PROBLEM DETAILS: The records below must be retyped exactly.

──────── INFORMATION GIVEN

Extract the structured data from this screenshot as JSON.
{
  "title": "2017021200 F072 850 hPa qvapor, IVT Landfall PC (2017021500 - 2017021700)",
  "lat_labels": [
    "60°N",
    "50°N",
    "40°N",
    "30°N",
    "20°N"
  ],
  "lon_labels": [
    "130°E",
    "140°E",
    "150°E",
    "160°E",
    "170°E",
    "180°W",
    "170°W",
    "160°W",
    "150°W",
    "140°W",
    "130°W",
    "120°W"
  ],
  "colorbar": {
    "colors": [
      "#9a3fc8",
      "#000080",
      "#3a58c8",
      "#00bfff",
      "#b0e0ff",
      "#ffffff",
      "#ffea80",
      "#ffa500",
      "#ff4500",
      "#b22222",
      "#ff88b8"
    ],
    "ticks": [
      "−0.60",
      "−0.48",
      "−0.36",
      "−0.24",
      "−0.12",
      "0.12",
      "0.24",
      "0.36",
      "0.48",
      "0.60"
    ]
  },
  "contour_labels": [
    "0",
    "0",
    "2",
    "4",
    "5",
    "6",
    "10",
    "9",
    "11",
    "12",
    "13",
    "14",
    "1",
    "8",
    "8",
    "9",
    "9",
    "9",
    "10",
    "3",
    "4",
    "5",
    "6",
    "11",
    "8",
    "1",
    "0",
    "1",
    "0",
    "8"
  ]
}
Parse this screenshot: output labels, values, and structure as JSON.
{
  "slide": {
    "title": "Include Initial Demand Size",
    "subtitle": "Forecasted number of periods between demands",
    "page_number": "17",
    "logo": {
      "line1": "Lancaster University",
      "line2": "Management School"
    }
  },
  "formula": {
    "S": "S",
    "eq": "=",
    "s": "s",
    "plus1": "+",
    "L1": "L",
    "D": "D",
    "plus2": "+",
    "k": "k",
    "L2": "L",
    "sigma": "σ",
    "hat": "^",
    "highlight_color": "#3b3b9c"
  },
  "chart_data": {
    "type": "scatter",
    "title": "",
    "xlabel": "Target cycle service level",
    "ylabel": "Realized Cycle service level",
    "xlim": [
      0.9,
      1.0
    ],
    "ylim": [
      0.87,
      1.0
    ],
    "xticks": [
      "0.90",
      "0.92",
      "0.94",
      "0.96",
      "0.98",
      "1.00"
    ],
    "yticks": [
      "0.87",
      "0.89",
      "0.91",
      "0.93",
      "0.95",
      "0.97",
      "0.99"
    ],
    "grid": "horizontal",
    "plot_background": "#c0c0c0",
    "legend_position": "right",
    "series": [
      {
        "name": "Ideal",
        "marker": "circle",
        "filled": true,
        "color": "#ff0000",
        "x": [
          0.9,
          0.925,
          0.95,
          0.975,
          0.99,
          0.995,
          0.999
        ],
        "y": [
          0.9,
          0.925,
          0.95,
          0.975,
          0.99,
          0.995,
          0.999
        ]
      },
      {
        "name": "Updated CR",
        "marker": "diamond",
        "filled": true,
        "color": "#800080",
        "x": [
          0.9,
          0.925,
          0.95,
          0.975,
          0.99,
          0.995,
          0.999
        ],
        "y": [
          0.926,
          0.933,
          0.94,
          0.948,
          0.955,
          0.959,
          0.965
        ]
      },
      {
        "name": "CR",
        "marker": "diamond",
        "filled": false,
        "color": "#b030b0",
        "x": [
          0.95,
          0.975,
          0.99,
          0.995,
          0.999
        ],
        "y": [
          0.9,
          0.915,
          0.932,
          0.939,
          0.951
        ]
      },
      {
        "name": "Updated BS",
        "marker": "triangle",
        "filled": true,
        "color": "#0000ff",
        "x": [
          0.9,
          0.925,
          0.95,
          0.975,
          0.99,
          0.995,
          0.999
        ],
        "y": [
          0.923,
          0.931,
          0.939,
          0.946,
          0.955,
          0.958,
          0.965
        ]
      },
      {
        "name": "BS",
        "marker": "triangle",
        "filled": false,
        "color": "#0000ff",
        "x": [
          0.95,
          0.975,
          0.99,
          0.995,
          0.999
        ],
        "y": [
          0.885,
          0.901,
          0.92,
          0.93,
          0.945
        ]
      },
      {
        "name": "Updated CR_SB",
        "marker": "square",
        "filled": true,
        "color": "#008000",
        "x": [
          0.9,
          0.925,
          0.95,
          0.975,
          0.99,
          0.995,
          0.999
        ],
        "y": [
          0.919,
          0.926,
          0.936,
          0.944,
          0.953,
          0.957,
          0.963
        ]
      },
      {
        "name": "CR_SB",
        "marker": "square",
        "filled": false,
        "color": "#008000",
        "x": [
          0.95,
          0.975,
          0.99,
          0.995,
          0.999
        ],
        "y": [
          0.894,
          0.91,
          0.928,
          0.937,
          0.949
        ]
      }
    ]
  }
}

────────────────

OUTPUT BELOW:
Extract the structured data from this screenshot as JSON.
{
  "title": "2017021200 F072 850 hPa qvapor, IVT Landfall PC (2017021500 - 2017021700)",
  "lat_labels": [
    "60°N",
    "50°N",
    "40°N",
    "30°N",
    "20°N"
  ],
  "lon_labels": [
    "130°E",
    "140°E",
    "150°E",
    "160°E",
    "170°E",
    "180°W",
    "170°W",
    "160°W",
    "150°W",
    "140°W",
    "130°W",
    "120°W"
  ],
  "colorbar": {
    "colors": [
      "#9a3fc8",
      "#000080",
      "#3a58c8",
      "#00bfff",
      "#b0e0ff",
      "#ffffff",
      "#ffea80",
      "#ffa500",
      "#ff4500",
      "#b22222",
      "#ff88b8"
    ],
    "ticks": [
      "−0.60",
      "−0.48",
      "−0.36",
      "−0.24",
      "−0.12",
      "0.12",
      "0.24",
      "0.36",
      "0.48",
      "0.60"
    ]
  },
  "contour_labels": [
    "0",
    "0",
    "2",
    "4",
    "5",
    "6",
    "10",
    "9",
    "11",
    "12",
    "13",
    "14",
    "1",
    "8",
    "8",
    "9",
    "9",
    "9",
    "10",
    "3",
    "4",
    "5",
    "6",
    "11",
    "8",
    "1",
    "0",
    "1",
    "0",
    "8"
  ]
}
Parse this screenshot: output labels, values, and structure as JSON.
{
  "slide": {
    "title": "Include Initial Demand Size",
    "subtitle": "Forecasted number of periods between demands",
    "page_number": "17",
    "logo": {
      "line1": "Lancaster University",
      "line2": "Management School"
    }
  },
  "formula": {
    "S": "S",
    "eq": "=",
    "s": "s",
    "plus1": "+",
    "L1": "L",
    "D": "D",
    "plus2": "+",
    "k": "k",
    "L2": "L",
    "sigma": "σ",
    "hat": "^",
    "highlight_color": "#3b3b9c"
  },
  "chart_data": {
    "type": "scatter",
    "title": "",
    "xlabel": "Target cycle service level",
    "ylabel": "Realized Cycle service level",
    "xlim": [
      0.9,
      1.0
    ],
    "ylim": [
      0.87,
      1.0
    ],
    "xticks": [
      "0.90",
      "0.92",
      "0.94",
      "0.96",
      "0.98",
      "1.00"
    ],
    "yticks": [
      "0.87",
      "0.89",
      "0.91",
      "0.93",
      "0.95",
      "0.97",
      "0.99"
    ],
    "grid": "horizontal",
    "plot_background": "#c0c0c0",
    "legend_position": "right",
    "series": [
      {
        "name": "Ideal",
        "marker": "circle",
        "filled": true,
        "color": "#ff0000",
        "x": [
          0.9,
          0.925,
          0.95,
          0.975,
          0.99,
          0.995,
          0.999
        ],
        "y": [
          0.9,
          0.925,
          0.95,
          0.975,
          0.99,
          0.995,
          0.999
        ]
      },
      {
        "name": "Updated CR",
        "marker": "diamond",
        "filled": true,
        "color": "#800080",
        "x": [
          0.9,
          0.925,
          0.95,
          0.975,
          0.99,
          0.995,
          0.999
        ],
        "y": [
          0.926,
          0.933,
          0.94,
          0.948,
          0.955,
          0.959,
          0.965
        ]
      },
      {
        "name": "CR",
        "marker": "diamond",
        "filled": false,
        "color": "#b030b0",
        "x": [
          0.95,
          0.975,
          0.99,
          0.995,
          0.999
        ],
        "y": [
          0.9,
          0.915,
          0.932,
          0.939,
          0.951
        ]
      },
      {
        "name": "Updated BS",
        "marker": "triangle",
        "filled": true,
        "color": "#0000ff",
        "x": [
          0.9,
          0.925,
          0.95,
          0.975,
          0.99,
          0.995,
          0.999
        ],
        "y": [
          0.923,
          0.931,
          0.939,
          0.946,
          0.955,
          0.958,
          0.965
        ]
      },
      {
        "name": "BS",
        "marker": "triangle",
        "filled": false,
        "color": "#0000ff",
        "x": [
          0.95,
          0.975,
          0.99,
          0.995,
          0.999
        ],
        "y": [
          0.885,
          0.901,
          0.92,
          0.93,
          0.945
        ]
      },
      {
        "name": "Updated CR_SB",
        "marker": "square",
        "filled": true,
        "color": "#008000",
        "x": [
          0.9,
          0.925,
          0.95,
          0.975,
          0.99,
          0.995,
          0.999
        ],
        "y": [
          0.919,
          0.926,
          0.936,
          0.944,
          0.953,
          0.957,
          0.963
        ]
      },
      {
        "name": "CR_SB",
        "marker": "square",
        "filled": false,
        "color": "#008000",
        "x": [
          0.95,
          0.975,
          0.99,
          0.995,
          0.999
        ],
        "y": [
          0.894,
          0.91,
          0.928,
          0.937,
          0.949
        ]
      }
    ]
  }
}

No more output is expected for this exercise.